AIM: Locate the lines where "维护老客户" occurs and copy them as they stand.

RECORD LIST:
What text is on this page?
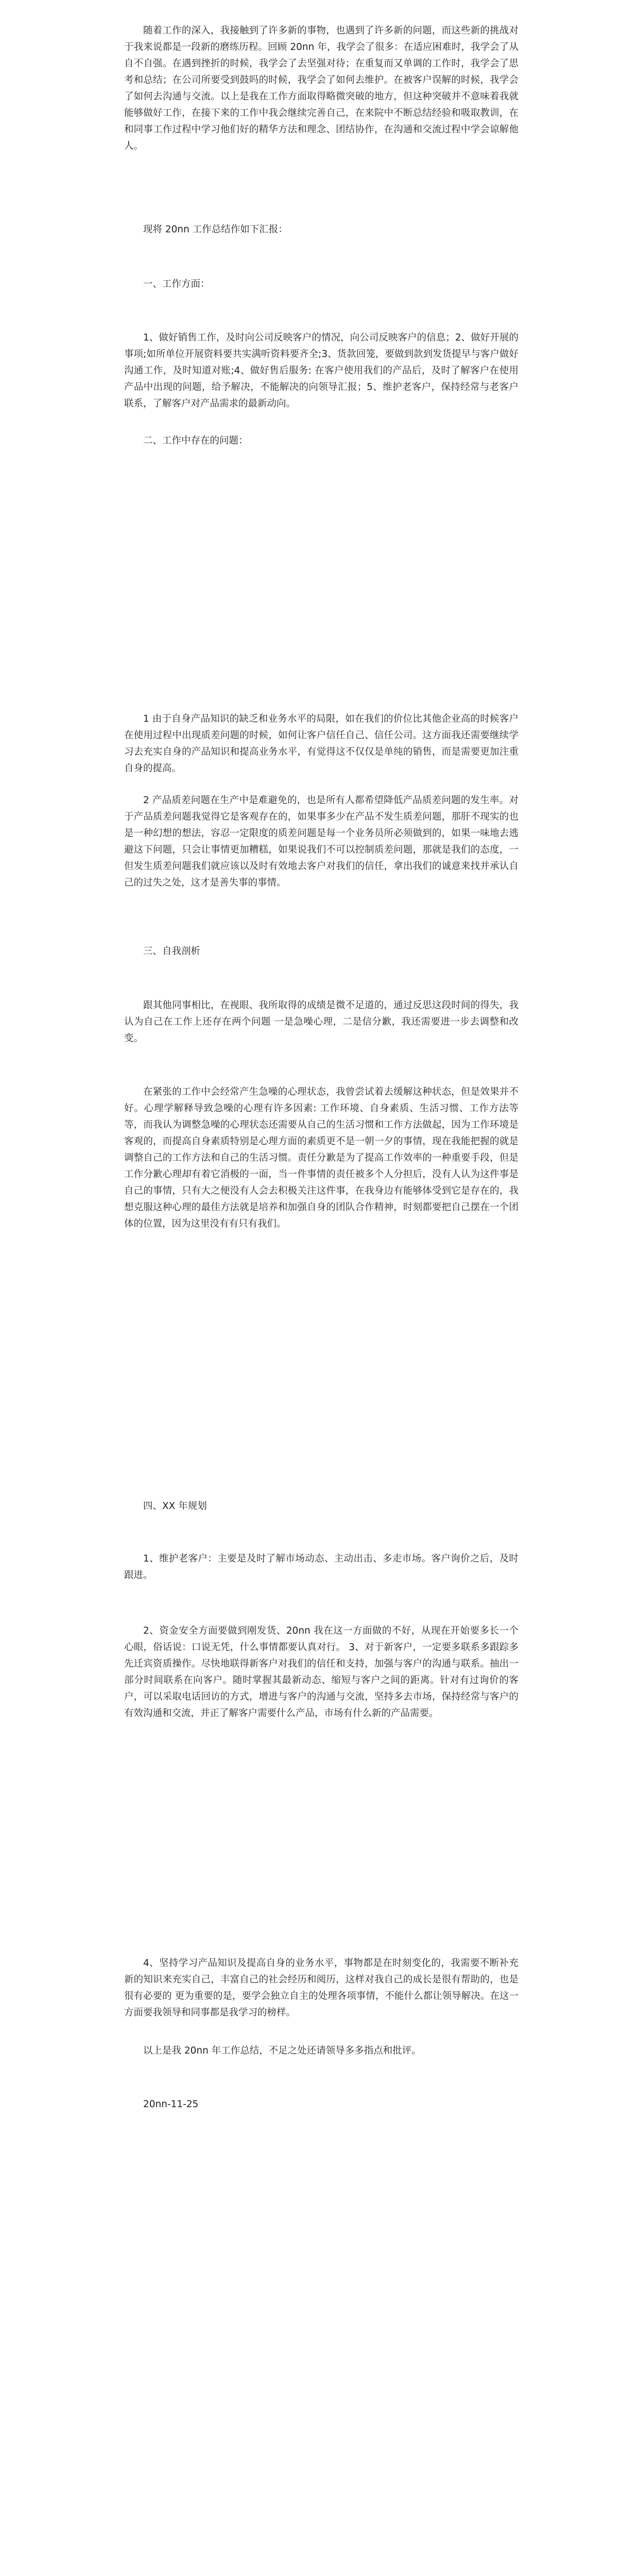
随着工作的深入，我接触到了许多新的事物，也遇到了许多新的问题，而这些新的挑战对于我来说都是一段新的磨练历程。回顾 20nn 年，我学会了很多：在适应困难时，我学会了从自不自强。在遇到挫折的时候，我学会了去坚强对待；在重复而又单调的工作时，我学会了思考和总结；在公司所要受到鼓吗的时候，我学会了如何去维护。在被客户误解的时候，我学会了如何去沟通与交流。以上是我在工作方面取得略微突破的地方，但这种突破并不意味着我就能够做好工作，在接下来的工作中我会继续完善自己，在来院中不断总结经验和吸取教训，在和同事工作过程中学习他们好的精华方法和理念、团结协作，在沟通和交流过程中学会谅解他人。

现将 20nn 工作总结作如下汇报：

一、工作方面：

1、做好销售工作，及时向公司反映客户的情况，向公司反映客户的信息；2、做好开展的事项;如所单位开展资料要共实满听资料要齐全;3、货款回笼，要做到款到发货提早与客户做好沟通工作，及时知道对账;4、做好售后服务: 在客户使用我们的产品后，及时了解客户在使用产品中出现的问题，给予解决，不能解决的向领导汇报；5、维护老客户，保持经常与老客户联系，了解客户对产品需求的最新动向。

二、工作中存在的问题：

1 由于自身产品知识的缺乏和业务水平的局限，如在我们的价位比其他企业高的时候客户在使用过程中出现质差问题的时候，如何让客户信任自己、信任公司。这方面我还需要继续学习去充实自身的产品知识和提高业务水平，有觉得这不仅仅是单纯的销售，而是需要更加注重自身的提高。

2 产品质差问题在生产中是难避免的，也是所有人都希望降低产品质差问题的发生率。对于产品质差问题我觉得它是客观存在的，如果事多少在产品不发生质差问题，那肝不现实的也是一种幻想的想法，容忍一定限度的质差问题是每一个业务员所必须做到的，如果一味地去逃避这下问题，只会让事情更加糟糕，如果说我们不可以控制质差问题，那就是我们的态度，一但发生质差问题我们就应该以及时有效地去客户对我们的信任，拿出我们的诚意来找并承认自己的过失之处，这才是善失事的事情。

三、自我剖析

跟其他同事相比，在视眼、我所取得的成绩是微不足道的，通过反思这段时间的得失，我认为自己在工作上还存在两个问题 一是急噪心理，二是信分歉，我还需要进一步去调整和改变。

在紧张的工作中会经常产生急噪的心理状态，我曾尝试着去缓解这种状态，但是效果并不好。心理学解释导致急噪的心理有许多因素: 工作环境、自身素质、生活习惯、工作方法等等，而我认为调整急噪的心理状态还需要从自己的生活习惯和工作方法做起，因为工作环境是客观的，而提高自身素质特别是心理方面的素质更不是一朝一夕的事情，现在我能把握的就是调整自己的工作方法和自己的生活习惯。责任分歉是为了提高工作效率的一种重要手段，但是工作分歉心理却有着它消极的一面，当一件事情的责任被多个人分担后，没有人认为这件事是自己的事情，只有大之便没有人会去积极关注这件事，在我身边有能够体受到它是存在的，我想克服这种心理的最佳方法就是培养和加强自身的团队合作精神，时刻都要把自己摆在一个团体的位置，因为这里没有有只有我们。

四、XX 年规划

1、维护老客户：主要是及时了解市场动态、主动出击、多走市场。客户询价之后，及时跟进。

2、资金安全方面要做到刚发货、20nn 我在这一方面做的不好，从现在开始要多长一个心眼，俗话说：口说无凭，什么事情都要认真对行。 3、对于新客户，一定要多联系多跟踪多先迁宾资质操作。尽快地联得新客户对我们的信任和支持，加强与客户的沟通与联系。抽出一部分时间联系在向客户。随时掌握其最新动态、缩短与客户之间的距离。针对有过询价的客户，可以采取电话回访的方式，增进与客户的沟通与交流，坚持多去市场，保持经常与客户的有效沟通和交流，并正了解客户需要什么产品，市场有什么新的产品需要。

4、坚持学习产品知识及提高自身的业务水平，事物都是在时刻变化的，我需要不断补充新的知识来充实自己，丰富自己的社会经历和阅历，这样对我自己的成长是很有帮助的，也是很有必要的 更为重要的是，要学会独立自主的处理各项事情，不能什么都让领导解决。在这一方面要我领导和同事都是我学习的榜样。

以上是我 20nn 年工作总结，不足之处还请领导多多指点和批评。

20nn-11-25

COMPLETE OUTPUT:
1、做好销售工作，及时向公司反映客户的情况，向公司反映客户的信息；2、做好开展的事项;如所单位开展资料要共实满听资料要齐全;3、货款回笼，要做到款到发货提早与客户做好沟通工作，及时知道对账;4、做好售后服务: 在客户使用我们的产品后，及时了解客户在使用产品中出现的问题，给予解决，不能解决的向领导汇报；5、维护老客户，保持经常与老客户联系，了解客户对产品需求的最新动向。
1、维护老客户：主要是及时了解市场动态、主动出击、多走市场。客户询价之后，及时跟进。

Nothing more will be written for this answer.